## EXERCISE DESCRIPTION
Where a line holds the word "parent", copy that line.

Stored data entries
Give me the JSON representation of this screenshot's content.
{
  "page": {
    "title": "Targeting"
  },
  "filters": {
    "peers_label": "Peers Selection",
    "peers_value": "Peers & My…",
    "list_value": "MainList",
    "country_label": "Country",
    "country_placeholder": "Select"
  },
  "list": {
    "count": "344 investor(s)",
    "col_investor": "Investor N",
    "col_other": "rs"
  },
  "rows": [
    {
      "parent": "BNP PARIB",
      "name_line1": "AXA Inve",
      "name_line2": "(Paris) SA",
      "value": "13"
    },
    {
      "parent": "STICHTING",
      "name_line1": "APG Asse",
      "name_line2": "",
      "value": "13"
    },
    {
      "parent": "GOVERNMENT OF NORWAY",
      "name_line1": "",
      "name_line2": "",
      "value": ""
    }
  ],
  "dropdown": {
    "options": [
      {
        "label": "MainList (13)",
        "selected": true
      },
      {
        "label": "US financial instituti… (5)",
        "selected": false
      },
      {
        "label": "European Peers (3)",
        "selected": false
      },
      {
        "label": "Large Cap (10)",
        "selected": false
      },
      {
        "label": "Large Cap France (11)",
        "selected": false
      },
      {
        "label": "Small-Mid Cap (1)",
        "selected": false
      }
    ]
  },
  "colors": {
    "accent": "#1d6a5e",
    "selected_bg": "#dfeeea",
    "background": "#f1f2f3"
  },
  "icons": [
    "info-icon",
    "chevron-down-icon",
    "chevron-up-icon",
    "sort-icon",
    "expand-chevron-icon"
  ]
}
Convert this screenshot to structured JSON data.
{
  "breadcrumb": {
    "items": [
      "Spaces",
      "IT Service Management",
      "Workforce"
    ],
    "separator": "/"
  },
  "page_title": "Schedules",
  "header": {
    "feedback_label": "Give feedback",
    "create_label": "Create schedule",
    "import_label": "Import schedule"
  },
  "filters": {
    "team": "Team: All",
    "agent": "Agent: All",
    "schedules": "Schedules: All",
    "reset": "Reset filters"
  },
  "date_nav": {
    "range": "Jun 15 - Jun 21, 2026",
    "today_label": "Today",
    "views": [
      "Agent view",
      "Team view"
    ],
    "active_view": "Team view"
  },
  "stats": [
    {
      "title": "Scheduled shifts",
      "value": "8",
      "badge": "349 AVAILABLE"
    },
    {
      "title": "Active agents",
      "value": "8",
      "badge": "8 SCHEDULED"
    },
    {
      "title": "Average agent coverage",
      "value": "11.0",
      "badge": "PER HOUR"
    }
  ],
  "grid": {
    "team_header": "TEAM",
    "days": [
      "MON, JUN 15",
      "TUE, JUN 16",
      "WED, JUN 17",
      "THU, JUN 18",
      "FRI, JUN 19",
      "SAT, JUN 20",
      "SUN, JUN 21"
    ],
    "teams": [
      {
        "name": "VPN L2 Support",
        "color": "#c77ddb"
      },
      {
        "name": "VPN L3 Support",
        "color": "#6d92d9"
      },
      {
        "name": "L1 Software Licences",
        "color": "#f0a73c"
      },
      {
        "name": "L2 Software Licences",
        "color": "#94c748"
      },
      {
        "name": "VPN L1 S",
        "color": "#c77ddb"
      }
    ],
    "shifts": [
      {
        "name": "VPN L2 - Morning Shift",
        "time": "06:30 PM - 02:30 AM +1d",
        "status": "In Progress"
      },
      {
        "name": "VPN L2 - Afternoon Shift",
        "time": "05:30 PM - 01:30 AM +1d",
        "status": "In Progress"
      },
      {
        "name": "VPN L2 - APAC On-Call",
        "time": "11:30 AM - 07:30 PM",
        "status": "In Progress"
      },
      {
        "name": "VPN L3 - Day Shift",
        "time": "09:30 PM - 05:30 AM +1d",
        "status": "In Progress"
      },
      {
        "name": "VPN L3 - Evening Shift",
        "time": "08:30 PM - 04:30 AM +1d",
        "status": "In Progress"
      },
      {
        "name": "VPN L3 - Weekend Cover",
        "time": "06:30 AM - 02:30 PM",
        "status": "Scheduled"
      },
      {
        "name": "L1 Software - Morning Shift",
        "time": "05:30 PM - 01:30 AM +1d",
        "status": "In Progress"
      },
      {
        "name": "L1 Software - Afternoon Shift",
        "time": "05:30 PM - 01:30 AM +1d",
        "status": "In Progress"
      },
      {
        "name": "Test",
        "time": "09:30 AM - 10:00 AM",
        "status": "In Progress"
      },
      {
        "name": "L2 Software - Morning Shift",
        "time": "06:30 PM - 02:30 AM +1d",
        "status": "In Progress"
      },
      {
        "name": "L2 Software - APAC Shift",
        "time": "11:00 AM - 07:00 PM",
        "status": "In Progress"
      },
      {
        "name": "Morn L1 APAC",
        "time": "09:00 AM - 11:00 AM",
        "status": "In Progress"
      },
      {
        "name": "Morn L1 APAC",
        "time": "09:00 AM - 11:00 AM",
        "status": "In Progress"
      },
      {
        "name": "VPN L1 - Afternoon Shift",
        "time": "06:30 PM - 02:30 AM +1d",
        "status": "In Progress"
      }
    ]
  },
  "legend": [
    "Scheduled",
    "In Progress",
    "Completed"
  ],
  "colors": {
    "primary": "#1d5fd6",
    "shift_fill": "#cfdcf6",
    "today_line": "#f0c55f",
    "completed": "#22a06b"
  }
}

## FINISHED ANSWER
      "parent": "BNP PARIB",
      "parent": "STICHTING",
      "parent": "GOVERNMENT OF NORWAY",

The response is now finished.